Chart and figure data
## BEGIN

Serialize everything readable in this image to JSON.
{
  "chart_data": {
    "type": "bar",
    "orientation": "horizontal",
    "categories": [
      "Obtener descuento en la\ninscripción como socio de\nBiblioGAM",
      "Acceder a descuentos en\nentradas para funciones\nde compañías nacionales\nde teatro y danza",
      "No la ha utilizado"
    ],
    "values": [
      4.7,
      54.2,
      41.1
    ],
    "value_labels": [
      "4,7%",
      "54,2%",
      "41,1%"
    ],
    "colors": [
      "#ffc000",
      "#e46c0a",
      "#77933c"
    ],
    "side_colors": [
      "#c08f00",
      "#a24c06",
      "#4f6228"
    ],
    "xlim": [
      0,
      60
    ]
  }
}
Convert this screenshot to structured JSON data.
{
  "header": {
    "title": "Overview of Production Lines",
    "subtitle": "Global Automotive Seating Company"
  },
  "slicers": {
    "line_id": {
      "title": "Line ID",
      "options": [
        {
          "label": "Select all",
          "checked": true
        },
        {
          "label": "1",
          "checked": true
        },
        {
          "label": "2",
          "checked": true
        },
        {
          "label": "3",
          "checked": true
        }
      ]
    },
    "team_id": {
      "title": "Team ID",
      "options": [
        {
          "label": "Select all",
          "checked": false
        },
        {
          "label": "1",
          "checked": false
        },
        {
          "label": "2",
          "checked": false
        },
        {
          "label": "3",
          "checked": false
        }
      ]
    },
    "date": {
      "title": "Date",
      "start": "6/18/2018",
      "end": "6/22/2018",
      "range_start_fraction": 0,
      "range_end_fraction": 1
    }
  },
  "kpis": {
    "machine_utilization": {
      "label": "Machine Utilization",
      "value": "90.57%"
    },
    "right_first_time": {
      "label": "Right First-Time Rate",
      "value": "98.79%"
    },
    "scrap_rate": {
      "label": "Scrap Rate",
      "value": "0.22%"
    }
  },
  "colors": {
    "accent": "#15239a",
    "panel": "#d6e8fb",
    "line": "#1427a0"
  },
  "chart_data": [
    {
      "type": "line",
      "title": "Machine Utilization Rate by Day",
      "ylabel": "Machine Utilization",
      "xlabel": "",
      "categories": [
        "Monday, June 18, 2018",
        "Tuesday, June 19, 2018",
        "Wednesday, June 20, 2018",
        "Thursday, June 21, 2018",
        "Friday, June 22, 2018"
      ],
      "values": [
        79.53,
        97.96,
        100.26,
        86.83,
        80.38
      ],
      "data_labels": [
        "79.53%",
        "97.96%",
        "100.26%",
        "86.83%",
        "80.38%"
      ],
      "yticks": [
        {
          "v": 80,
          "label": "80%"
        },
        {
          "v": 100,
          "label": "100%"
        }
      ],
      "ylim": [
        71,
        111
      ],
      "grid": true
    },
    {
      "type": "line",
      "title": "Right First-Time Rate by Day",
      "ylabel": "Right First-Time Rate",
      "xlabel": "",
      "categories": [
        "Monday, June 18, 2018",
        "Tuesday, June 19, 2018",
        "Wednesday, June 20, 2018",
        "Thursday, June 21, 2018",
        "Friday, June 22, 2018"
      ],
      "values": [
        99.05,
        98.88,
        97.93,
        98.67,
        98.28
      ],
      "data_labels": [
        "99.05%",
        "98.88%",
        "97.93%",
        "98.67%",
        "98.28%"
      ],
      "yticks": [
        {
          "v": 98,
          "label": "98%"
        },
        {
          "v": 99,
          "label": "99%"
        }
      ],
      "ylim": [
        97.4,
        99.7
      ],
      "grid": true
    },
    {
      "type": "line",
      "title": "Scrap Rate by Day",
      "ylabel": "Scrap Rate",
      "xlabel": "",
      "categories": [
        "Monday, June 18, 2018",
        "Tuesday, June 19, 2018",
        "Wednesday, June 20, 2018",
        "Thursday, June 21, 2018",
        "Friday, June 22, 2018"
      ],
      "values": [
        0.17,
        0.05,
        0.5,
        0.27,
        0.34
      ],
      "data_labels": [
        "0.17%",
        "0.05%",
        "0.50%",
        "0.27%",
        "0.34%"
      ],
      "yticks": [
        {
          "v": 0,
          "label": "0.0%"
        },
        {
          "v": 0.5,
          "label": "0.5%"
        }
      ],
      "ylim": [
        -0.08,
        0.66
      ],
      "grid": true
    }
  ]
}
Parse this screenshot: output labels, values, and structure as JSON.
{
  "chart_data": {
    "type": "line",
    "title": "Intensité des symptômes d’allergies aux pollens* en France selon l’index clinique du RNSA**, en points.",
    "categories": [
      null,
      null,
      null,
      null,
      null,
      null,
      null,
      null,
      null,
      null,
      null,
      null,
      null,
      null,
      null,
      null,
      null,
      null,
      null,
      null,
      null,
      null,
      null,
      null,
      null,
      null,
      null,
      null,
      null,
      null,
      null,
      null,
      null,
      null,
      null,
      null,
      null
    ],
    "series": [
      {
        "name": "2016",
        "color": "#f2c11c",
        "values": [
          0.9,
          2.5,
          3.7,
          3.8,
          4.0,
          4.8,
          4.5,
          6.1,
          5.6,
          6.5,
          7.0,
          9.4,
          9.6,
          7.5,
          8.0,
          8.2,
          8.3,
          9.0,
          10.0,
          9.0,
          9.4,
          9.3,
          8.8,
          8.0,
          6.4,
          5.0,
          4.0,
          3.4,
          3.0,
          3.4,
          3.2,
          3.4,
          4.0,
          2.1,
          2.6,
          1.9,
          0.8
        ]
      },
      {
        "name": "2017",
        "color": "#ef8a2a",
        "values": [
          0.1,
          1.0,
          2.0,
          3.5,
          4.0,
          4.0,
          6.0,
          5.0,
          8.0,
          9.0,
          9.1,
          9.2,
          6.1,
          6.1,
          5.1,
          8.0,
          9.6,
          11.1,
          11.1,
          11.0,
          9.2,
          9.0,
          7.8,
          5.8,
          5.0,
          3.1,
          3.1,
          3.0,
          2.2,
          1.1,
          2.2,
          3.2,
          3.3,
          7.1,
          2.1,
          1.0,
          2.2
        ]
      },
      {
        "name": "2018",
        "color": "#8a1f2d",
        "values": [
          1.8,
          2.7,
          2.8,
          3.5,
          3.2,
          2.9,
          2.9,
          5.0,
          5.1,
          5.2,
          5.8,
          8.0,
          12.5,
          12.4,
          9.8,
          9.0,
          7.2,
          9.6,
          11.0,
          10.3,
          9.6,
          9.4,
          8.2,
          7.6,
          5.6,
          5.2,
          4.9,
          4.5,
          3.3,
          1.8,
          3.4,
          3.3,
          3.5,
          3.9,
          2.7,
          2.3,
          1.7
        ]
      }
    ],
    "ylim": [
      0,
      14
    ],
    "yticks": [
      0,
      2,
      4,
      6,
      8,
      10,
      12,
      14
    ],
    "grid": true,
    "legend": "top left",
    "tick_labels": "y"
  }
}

## END

### Exercise description
Repeat the data above, word for word.

### Answer for the task
Serialize everything readable in this image to JSON.
{
  "chart_data": {
    "type": "bar",
    "orientation": "horizontal",
    "categories": [
      "Obtener descuento en la\ninscripción como socio de\nBiblioGAM",
      "Acceder a descuentos en\nentradas para funciones\nde compañías nacionales\nde teatro y danza",
      "No la ha utilizado"
    ],
    "values": [
      4.7,
      54.2,
      41.1
    ],
    "value_labels": [
      "4,7%",
      "54,2%",
      "41,1%"
    ],
    "colors": [
      "#ffc000",
      "#e46c0a",
      "#77933c"
    ],
    "side_colors": [
      "#c08f00",
      "#a24c06",
      "#4f6228"
    ],
    "xlim": [
      0,
      60
    ]
  }
}
Convert this screenshot to structured JSON data.
{
  "header": {
    "title": "Overview of Production Lines",
    "subtitle": "Global Automotive Seating Company"
  },
  "slicers": {
    "line_id": {
      "title": "Line ID",
      "options": [
        {
          "label": "Select all",
          "checked": true
        },
        {
          "label": "1",
          "checked": true
        },
        {
          "label": "2",
          "checked": true
        },
        {
          "label": "3",
          "checked": true
        }
      ]
    },
    "team_id": {
      "title": "Team ID",
      "options": [
        {
          "label": "Select all",
          "checked": false
        },
        {
          "label": "1",
          "checked": false
        },
        {
          "label": "2",
          "checked": false
        },
        {
          "label": "3",
          "checked": false
        }
      ]
    },
    "date": {
      "title": "Date",
      "start": "6/18/2018",
      "end": "6/22/2018",
      "range_start_fraction": 0,
      "range_end_fraction": 1
    }
  },
  "kpis": {
    "machine_utilization": {
      "label": "Machine Utilization",
      "value": "90.57%"
    },
    "right_first_time": {
      "label": "Right First-Time Rate",
      "value": "98.79%"
    },
    "scrap_rate": {
      "label": "Scrap Rate",
      "value": "0.22%"
    }
  },
  "colors": {
    "accent": "#15239a",
    "panel": "#d6e8fb",
    "line": "#1427a0"
  },
  "chart_data": [
    {
      "type": "line",
      "title": "Machine Utilization Rate by Day",
      "ylabel": "Machine Utilization",
      "xlabel": "",
      "categories": [
        "Monday, June 18, 2018",
        "Tuesday, June 19, 2018",
        "Wednesday, June 20, 2018",
        "Thursday, June 21, 2018",
        "Friday, June 22, 2018"
      ],
      "values": [
        79.53,
        97.96,
        100.26,
        86.83,
        80.38
      ],
      "data_labels": [
        "79.53%",
        "97.96%",
        "100.26%",
        "86.83%",
        "80.38%"
      ],
      "yticks": [
        {
          "v": 80,
          "label": "80%"
        },
        {
          "v": 100,
          "label": "100%"
        }
      ],
      "ylim": [
        71,
        111
      ],
      "grid": true
    },
    {
      "type": "line",
      "title": "Right First-Time Rate by Day",
      "ylabel": "Right First-Time Rate",
      "xlabel": "",
      "categories": [
        "Monday, June 18, 2018",
        "Tuesday, June 19, 2018",
        "Wednesday, June 20, 2018",
        "Thursday, June 21, 2018",
        "Friday, June 22, 2018"
      ],
      "values": [
        99.05,
        98.88,
        97.93,
        98.67,
        98.28
      ],
      "data_labels": [
        "99.05%",
        "98.88%",
        "97.93%",
        "98.67%",
        "98.28%"
      ],
      "yticks": [
        {
          "v": 98,
          "label": "98%"
        },
        {
          "v": 99,
          "label": "99%"
        }
      ],
      "ylim": [
        97.4,
        99.7
      ],
      "grid": true
    },
    {
      "type": "line",
      "title": "Scrap Rate by Day",
      "ylabel": "Scrap Rate",
      "xlabel": "",
      "categories": [
        "Monday, June 18, 2018",
        "Tuesday, June 19, 2018",
        "Wednesday, June 20, 2018",
        "Thursday, June 21, 2018",
        "Friday, June 22, 2018"
      ],
      "values": [
        0.17,
        0.05,
        0.5,
        0.27,
        0.34
      ],
      "data_labels": [
        "0.17%",
        "0.05%",
        "0.50%",
        "0.27%",
        "0.34%"
      ],
      "yticks": [
        {
          "v": 0,
          "label": "0.0%"
        },
        {
          "v": 0.5,
          "label": "0.5%"
        }
      ],
      "ylim": [
        -0.08,
        0.66
      ],
      "grid": true
    }
  ]
}
Parse this screenshot: output labels, values, and structure as JSON.
{
  "chart_data": {
    "type": "line",
    "title": "Intensité des symptômes d’allergies aux pollens* en France selon l’index clinique du RNSA**, en points.",
    "categories": [
      null,
      null,
      null,
      null,
      null,
      null,
      null,
      null,
      null,
      null,
      null,
      null,
      null,
      null,
      null,
      null,
      null,
      null,
      null,
      null,
      null,
      null,
      null,
      null,
      null,
      null,
      null,
      null,
      null,
      null,
      null,
      null,
      null,
      null,
      null,
      null,
      null
    ],
    "series": [
      {
        "name": "2016",
        "color": "#f2c11c",
        "values": [
          0.9,
          2.5,
          3.7,
          3.8,
          4.0,
          4.8,
          4.5,
          6.1,
          5.6,
          6.5,
          7.0,
          9.4,
          9.6,
          7.5,
          8.0,
          8.2,
          8.3,
          9.0,
          10.0,
          9.0,
          9.4,
          9.3,
          8.8,
          8.0,
          6.4,
          5.0,
          4.0,
          3.4,
          3.0,
          3.4,
          3.2,
          3.4,
          4.0,
          2.1,
          2.6,
          1.9,
          0.8
        ]
      },
      {
        "name": "2017",
        "color": "#ef8a2a",
        "values": [
          0.1,
          1.0,
          2.0,
          3.5,
          4.0,
          4.0,
          6.0,
          5.0,
          8.0,
          9.0,
          9.1,
          9.2,
          6.1,
          6.1,
          5.1,
          8.0,
          9.6,
          11.1,
          11.1,
          11.0,
          9.2,
          9.0,
          7.8,
          5.8,
          5.0,
          3.1,
          3.1,
          3.0,
          2.2,
          1.1,
          2.2,
          3.2,
          3.3,
          7.1,
          2.1,
          1.0,
          2.2
        ]
      },
      {
        "name": "2018",
        "color": "#8a1f2d",
        "values": [
          1.8,
          2.7,
          2.8,
          3.5,
          3.2,
          2.9,
          2.9,
          5.0,
          5.1,
          5.2,
          5.8,
          8.0,
          12.5,
          12.4,
          9.8,
          9.0,
          7.2,
          9.6,
          11.0,
          10.3,
          9.6,
          9.4,
          8.2,
          7.6,
          5.6,
          5.2,
          4.9,
          4.5,
          3.3,
          1.8,
          3.4,
          3.3,
          3.5,
          3.9,
          2.7,
          2.3,
          1.7
        ]
      }
    ],
    "ylim": [
      0,
      14
    ],
    "yticks": [
      0,
      2,
      4,
      6,
      8,
      10,
      12,
      14
    ],
    "grid": true,
    "legend": "top left",
    "tick_labels": "y"
  }
}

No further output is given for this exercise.